>>>

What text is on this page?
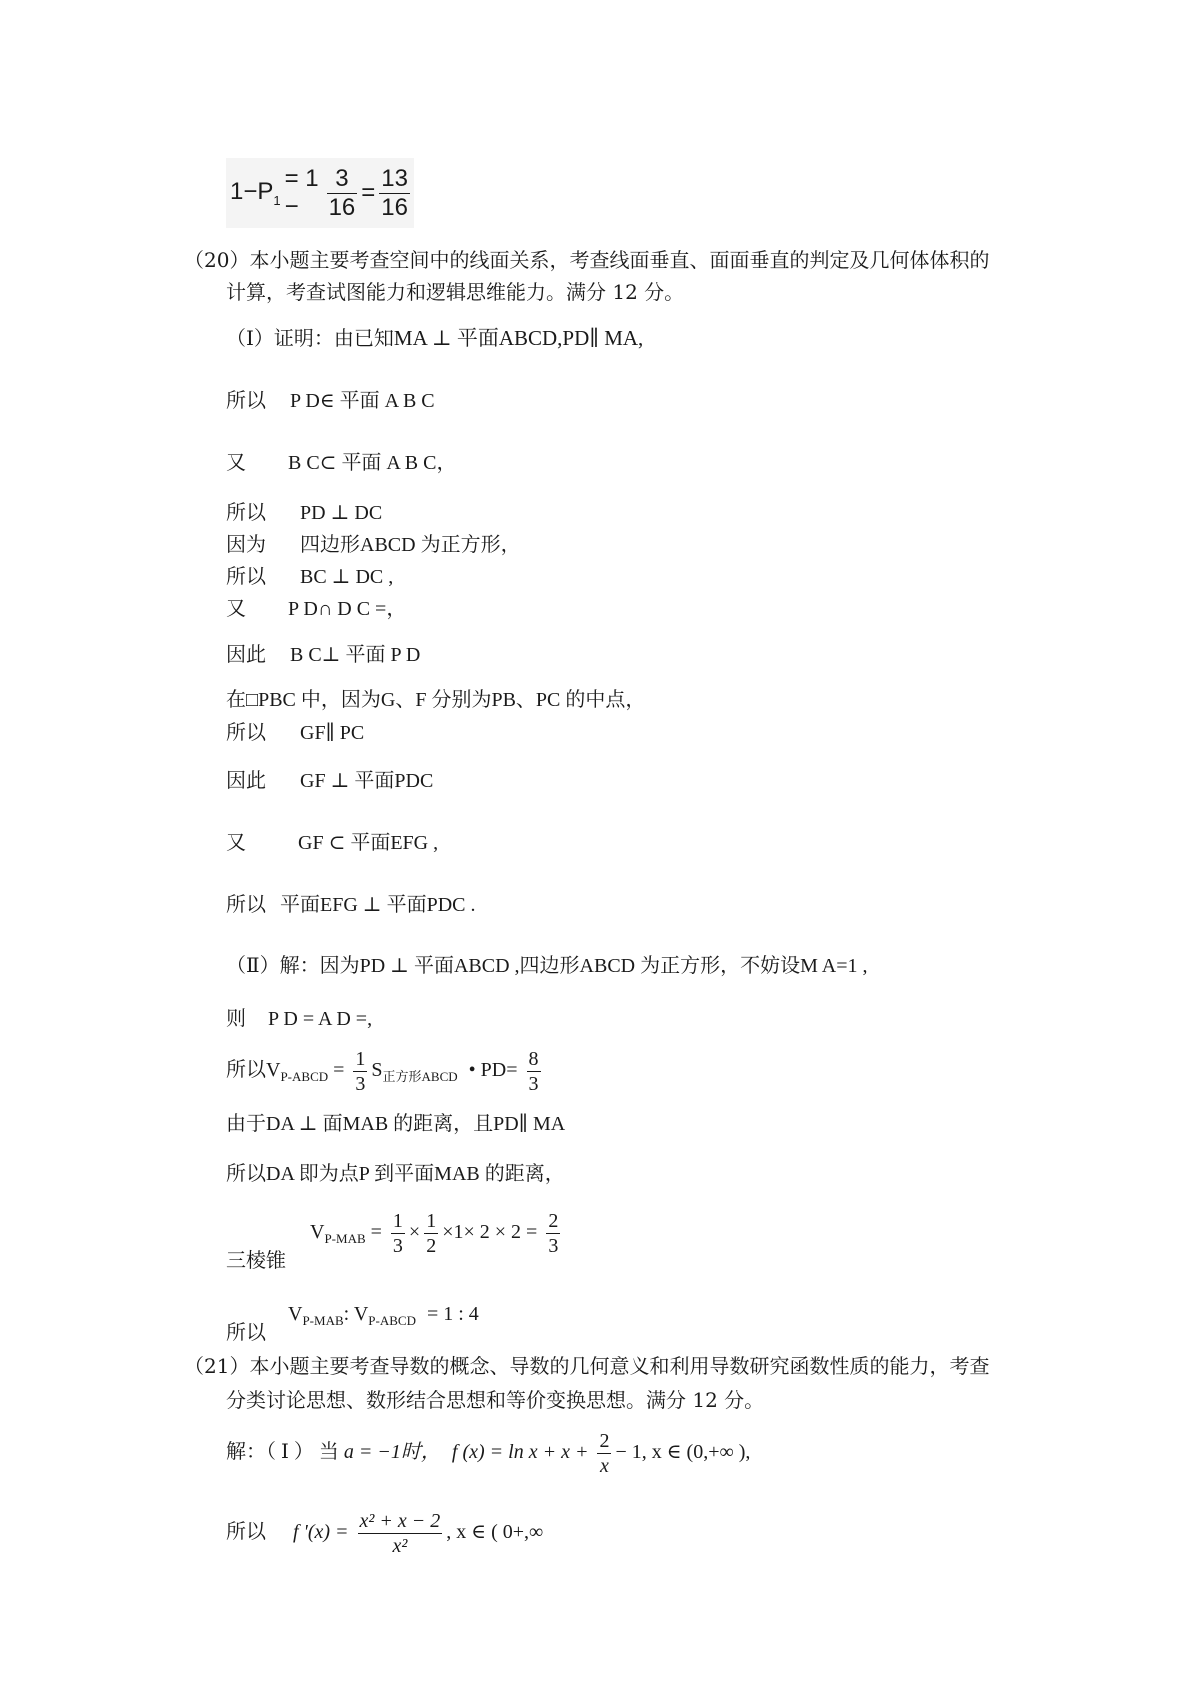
$1-P_1$
= 1 −	$\frac{3}{16} = \frac{13}{16}$
（20）本小题主要考查空间中的线面关系，考查线面垂直、面面垂直的判定及几何体体积的
计算，考查试图能力和逻辑思维能力。满分 12 分。
（I）证明：由已知MA ⊥ 平面ABCD,PD∥ MA,
所以 P D∈ 平面 A B C
又 B C⊂ 平面 A B C，
所以 PD ⊥ DC
因为 四边形ABCD 为正方形，
所以 BC ⊥ DC ,
又 P D∩ D C =，
因此 B C⊥ 平面 P D
在□PBC 中，因为G、F 分别为PB、PC 的中点，
所以 GF∥ PC
因此 GF ⊥ 平面PDC
又	GF ⊂ 平面EFG ,
所以 平面EFG ⊥ 平面PDC .
（Ⅱ）解：因为PD ⊥ 平面ABCD ,四边形ABCD 为正方形，不妨设M A=1 ,
则 P D = A D =,
所以$V_{P-ABCD} = \frac{1}{3} S_{正方形ABCD}$ • $PD= \frac{8}{3}$
由于DA ⊥ 面MAB 的距离，且PD∥ MA
所以DA 即为点P 到平面MAB 的距离，
三棱锥
$V_{P-MAB} = \frac{1}{3} \times \frac{1}{2} \times 1\times 2 \times 2 = \frac{2}{3}$
所以
$V_{P-MAB}$: $V_{P-ABCD} = 1$ : 4
（21）本小题主要考查导数的概念、导数的几何意义和利用导数研究函数性质的能力，考查
分类讨论思想、数形结合思想和等价变换思想。满分 12 分。
解：（ Ⅰ ） 当 a = −1时， f $(x) = \ln x + x + \frac{2}{x} - 1$, x ∈ (0,+∞ ),
所以 f '$(x) = \frac{\text{x² + x − 2}}{\text{x²}}$ , x ∈ ( 0+,∞
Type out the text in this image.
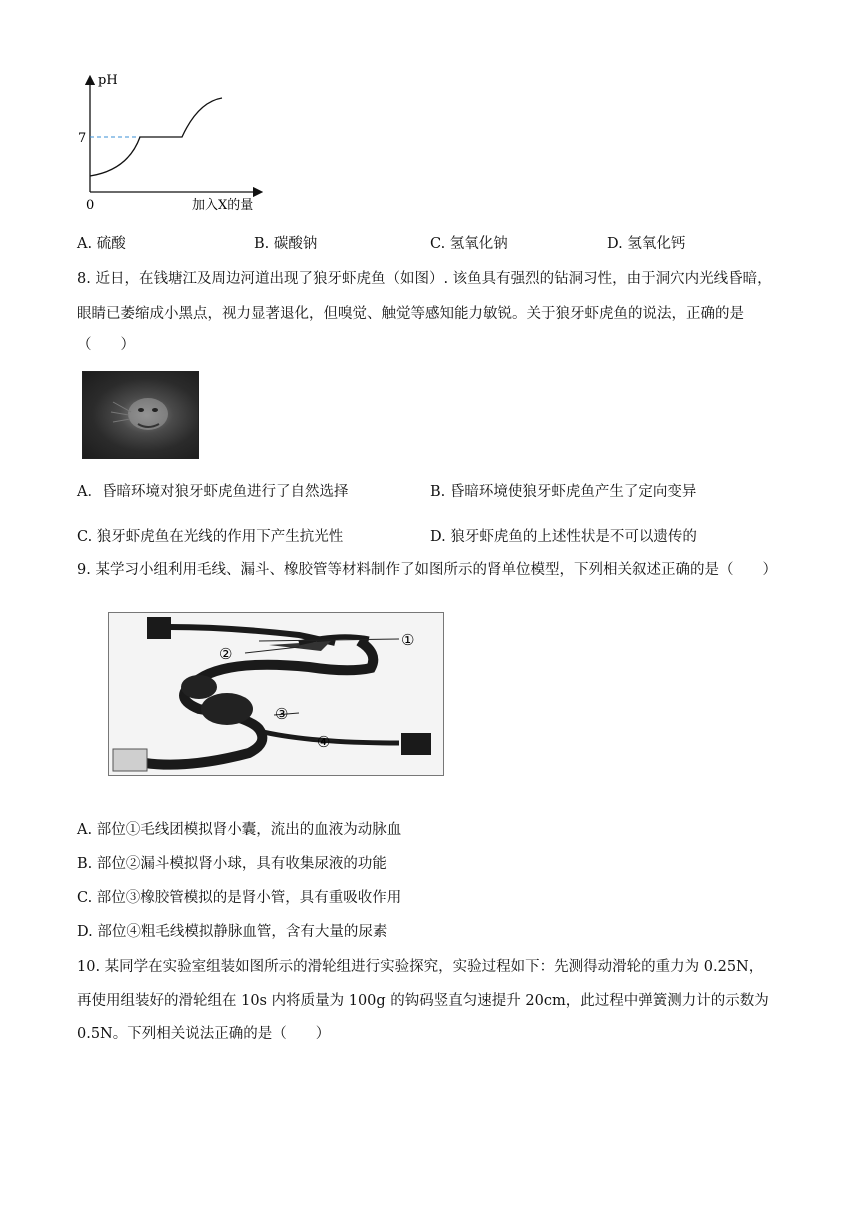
pH
7
0	加入X的量
A. 硫酸	B. 碳酸钠	C. 氢氧化钠	D. 氢氧化钙
8. 近日，在钱塘江及周边河道出现了狼牙虾虎鱼（如图）. 该鱼具有强烈的钻洞习性，由于洞穴内光线昏暗，
眼睛已萎缩成小黑点，视力显著退化，但嗅觉、触觉等感知能力敏锐。关于狼牙虾虎鱼的说法，正确的是
（　　）
A．昏暗环境对狼牙虾虎鱼进行了自然选择	B. 昏暗环境使狼牙虾虎鱼产生了定向变异
C. 狼牙虾虎鱼在光线的作用下产生抗光性	D. 狼牙虾虎鱼的上述性状是不可以遗传的
9. 某学习小组利用毛线、漏斗、橡胶管等材料制作了如图所示的肾单位模型，下列相关叙述正确的是（　　）
①
②
③
④
A. 部位①毛线团模拟肾小囊，流出的血液为动脉血
B. 部位②漏斗模拟肾小球，具有收集尿液的功能
C. 部位③橡胶管模拟的是肾小管，具有重吸收作用
D. 部位④粗毛线模拟静脉血管，含有大量的尿素
10. 某同学在实验室组装如图所示的滑轮组进行实验探究，实验过程如下：先测得动滑轮的重力为 0.25N，
再使用组装好的滑轮组在 10s 内将质量为 100g 的钩码竖直匀速提升 20cm，此过程中弹簧测力计的示数为
0.5N。下列相关说法正确的是（　　）
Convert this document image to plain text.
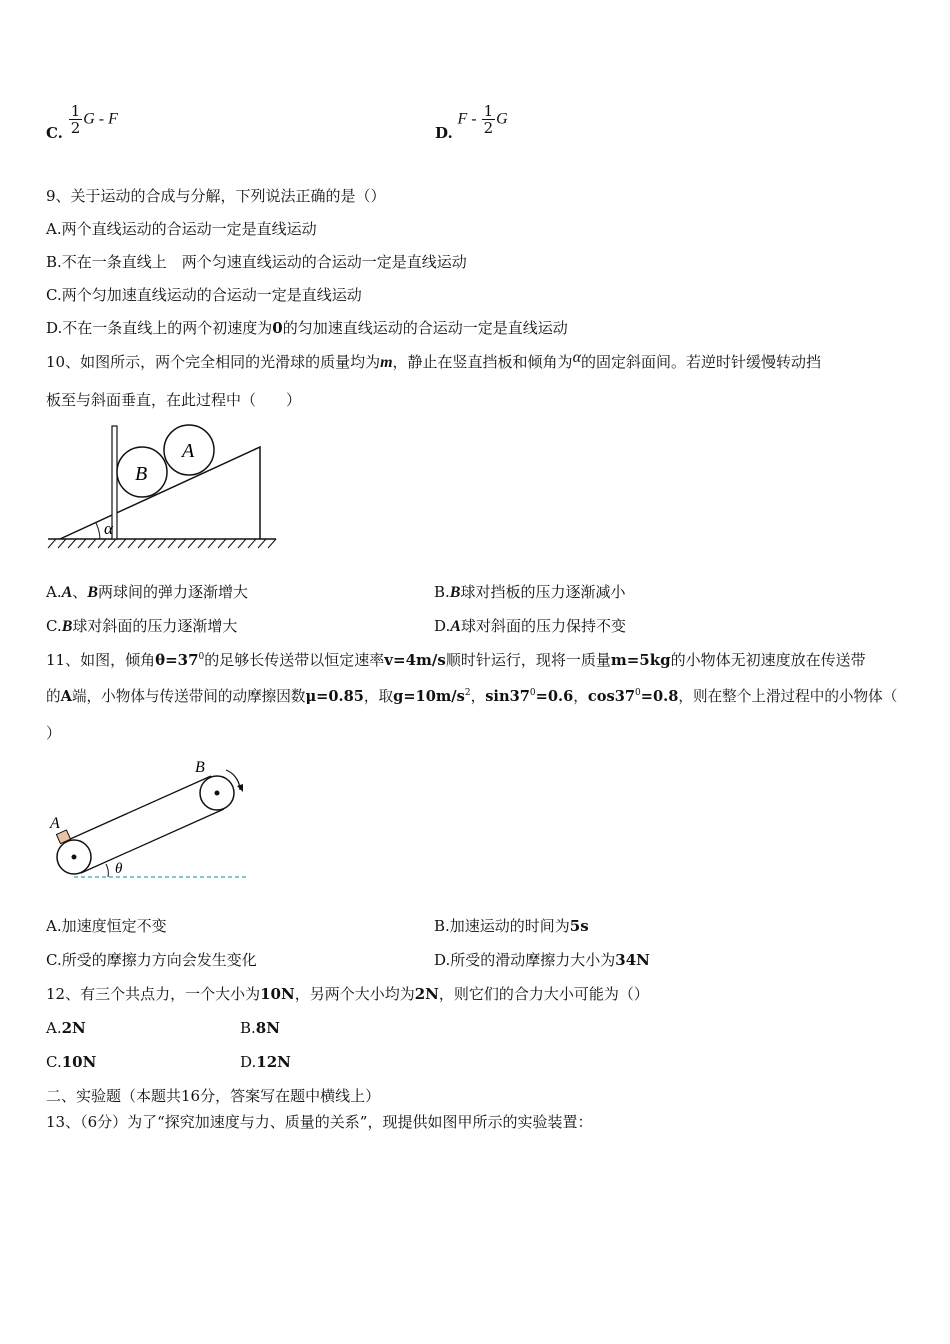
C. $\frac{1}{2}$ G - F
D. F - $\frac{1}{2}$ G
9、关于运动的合成与分解，下列说法正确的是（）
A.两个直线运动的合运动一定是直线运动
B.不在一条直线上　两个匀速直线运动的合运动一定是直线运动
C.两个匀加速直线运动的合运动一定是直线运动
D.不在一条直线上的两个初速度为0的匀加速直线运动的合运动一定是直线运动
10、如图所示，两个完全相同的光滑球的质量均为m，静止在竖直挡板和倾角为α的固定斜面间。若逆时针缓慢转动挡
板至与斜面垂直，在此过程中（　　）
B
A
α
A.A、B两球间的弹力逐渐增大	B.B球对挡板的压力逐渐减小
C.B球对斜面的压力逐渐增大	D.A球对斜面的压力保持不变
11、如图，倾角$\theta=37^0$的足够长传送带以恒定速率v=4m/s顺时针运行，现将一质量m=5kg的小物体无初速度放在传送带
的A端，小物体与传送带间的动摩擦因数μ=0.85，取$g=10m/s^2$，$\sin 37^0=0.6$，$\cos 37^0=0.8$，则在整个上滑过程中的小物体（
）
A
B
θ
A.加速度恒定不变	B.加速运动的时间为5s
C.所受的摩擦力方向会发生变化	D.所受的滑动摩擦力大小为34N
12、有三个共点力，一个大小为10N，另两个大小均为2N，则它们的合力大小可能为（）
A.2N	B.8N
C.10N	D.12N
二、实验题（本题共16分，答案写在题中横线上）
13、（6分）为了“探究加速度与力、质量的关系”，现提供如图甲所示的实验装置：
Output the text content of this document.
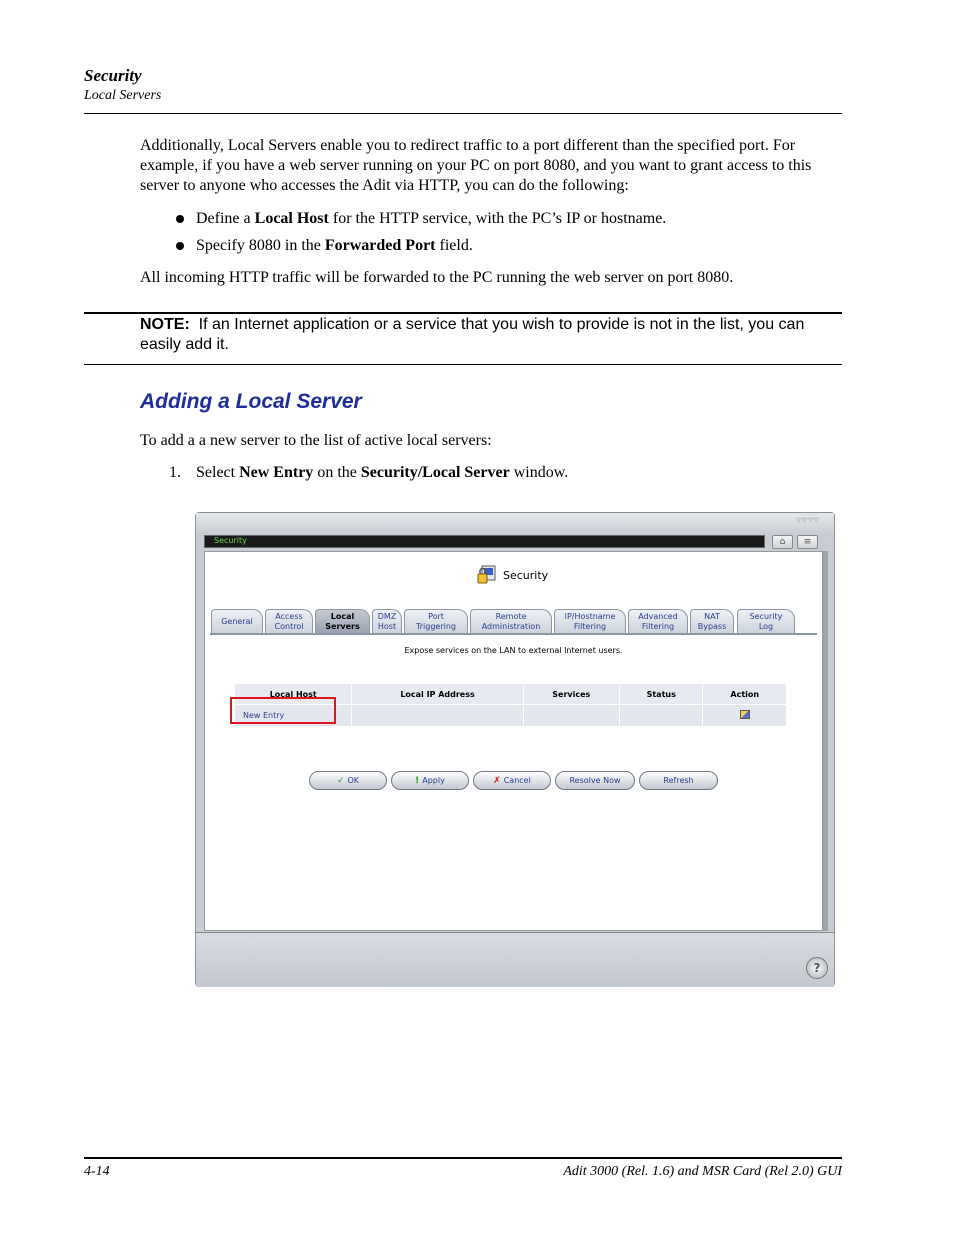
Security
Local Servers
Additionally, Local Servers enable you to redirect traffic to a port different than the specified port. For example, if you have a web server running on your PC on port 8080, and you want to grant access to this server to anyone who accesses the Adit via HTTP, you can do the following:
Define a Local Host for the HTTP service, with the PC’s IP or hostname.
Specify 8080 in the Forwarded Port field.
All incoming HTTP traffic will be forwarded to the PC running the web server on port 8080.
NOTE: If an Internet application or a service that you wish to provide is not in the list, you can easily add it.
Adding a Local Server
To add a a new server to the list of active local servers:
1. Select New Entry on the Security/Local Server window.
▿▿▿▿
Security	⌂	≡
?
Security
General
Access
Control
Local
Servers
DMZ
Host
Port
Triggering
Remote
Administration
IP/Hostname
Filtering
Advanced
Filtering
NAT
Bypass
Security
Log
Expose services on the LAN to external Internet users.
Local Host	Local IP Address	Services	Status	Action
New Entry				
✓ OK	! Apply	✗ Cancel	Resolve Now	Refresh
4-14	Adit 3000 (Rel. 1.6) and MSR Card (Rel 2.0) GUI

<<<

### Directions for this task
Locate the lines above that contain "frac" and copy them.

### Worked answer
= 1 −	$\frac{3}{16} = \frac{13}{16}$
所以$V_{P-ABCD} = \frac{1}{3} S_{正方形ABCD}$ • $PD= \frac{8}{3}$
$V_{P-MAB} = \frac{1}{3} \times \frac{1}{2} \times 1\times 2 \times 2 = \frac{2}{3}$
解：（ Ⅰ ） 当 a = −1时， f $(x) = \ln x + x + \frac{2}{x} - 1$, x ∈ (0,+∞ ),
所以 f '$(x) = \frac{\text{x² + x − 2}}{\text{x²}}$ , x ∈ ( 0+,∞
C. $\frac{1}{2}$ G - F
D. F - $\frac{1}{2}$ G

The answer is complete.